──────── EXCERPTED DATA ────────
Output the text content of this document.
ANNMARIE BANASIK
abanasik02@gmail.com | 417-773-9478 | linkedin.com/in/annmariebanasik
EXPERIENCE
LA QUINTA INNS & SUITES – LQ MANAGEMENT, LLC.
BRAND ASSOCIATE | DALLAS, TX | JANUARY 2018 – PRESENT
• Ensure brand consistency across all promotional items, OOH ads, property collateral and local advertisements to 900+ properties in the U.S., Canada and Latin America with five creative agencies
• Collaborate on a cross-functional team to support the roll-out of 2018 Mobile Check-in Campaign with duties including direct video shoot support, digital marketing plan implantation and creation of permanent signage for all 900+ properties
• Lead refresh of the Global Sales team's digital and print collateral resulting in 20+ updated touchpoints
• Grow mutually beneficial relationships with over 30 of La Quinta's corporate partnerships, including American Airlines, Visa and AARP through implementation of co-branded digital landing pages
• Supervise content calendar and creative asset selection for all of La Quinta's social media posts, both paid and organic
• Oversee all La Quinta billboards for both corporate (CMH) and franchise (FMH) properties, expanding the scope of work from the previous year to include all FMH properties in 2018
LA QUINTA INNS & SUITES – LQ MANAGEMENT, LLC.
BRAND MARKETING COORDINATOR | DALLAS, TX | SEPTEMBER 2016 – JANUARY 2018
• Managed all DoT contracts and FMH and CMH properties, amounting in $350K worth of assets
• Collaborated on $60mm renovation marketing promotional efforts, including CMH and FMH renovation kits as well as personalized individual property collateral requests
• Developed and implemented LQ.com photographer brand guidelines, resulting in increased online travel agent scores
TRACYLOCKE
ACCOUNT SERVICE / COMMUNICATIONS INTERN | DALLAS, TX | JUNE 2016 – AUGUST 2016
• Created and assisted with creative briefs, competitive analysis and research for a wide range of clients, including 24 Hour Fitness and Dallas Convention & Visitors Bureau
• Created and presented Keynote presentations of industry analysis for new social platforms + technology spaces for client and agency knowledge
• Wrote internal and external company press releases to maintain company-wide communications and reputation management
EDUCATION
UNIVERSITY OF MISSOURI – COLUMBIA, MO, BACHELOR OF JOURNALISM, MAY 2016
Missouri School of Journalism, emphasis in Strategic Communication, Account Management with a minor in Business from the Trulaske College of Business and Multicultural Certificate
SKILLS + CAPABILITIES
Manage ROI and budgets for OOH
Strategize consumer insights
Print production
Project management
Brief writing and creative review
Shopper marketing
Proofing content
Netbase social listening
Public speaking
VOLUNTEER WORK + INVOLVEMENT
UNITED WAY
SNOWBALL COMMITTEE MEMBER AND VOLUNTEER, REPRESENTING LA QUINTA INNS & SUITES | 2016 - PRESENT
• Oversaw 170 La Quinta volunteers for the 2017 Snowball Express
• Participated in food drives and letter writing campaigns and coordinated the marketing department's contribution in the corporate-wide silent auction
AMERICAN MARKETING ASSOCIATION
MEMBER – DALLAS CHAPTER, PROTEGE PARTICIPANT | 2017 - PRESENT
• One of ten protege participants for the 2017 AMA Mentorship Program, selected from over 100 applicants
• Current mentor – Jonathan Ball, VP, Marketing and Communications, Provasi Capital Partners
────────
Copy every line of the entries above in which "content" occurs.

Output the text content of this document.
• Supervise content calendar and creative asset selection for all of La Quinta's social media posts, both paid and organic
Proofing content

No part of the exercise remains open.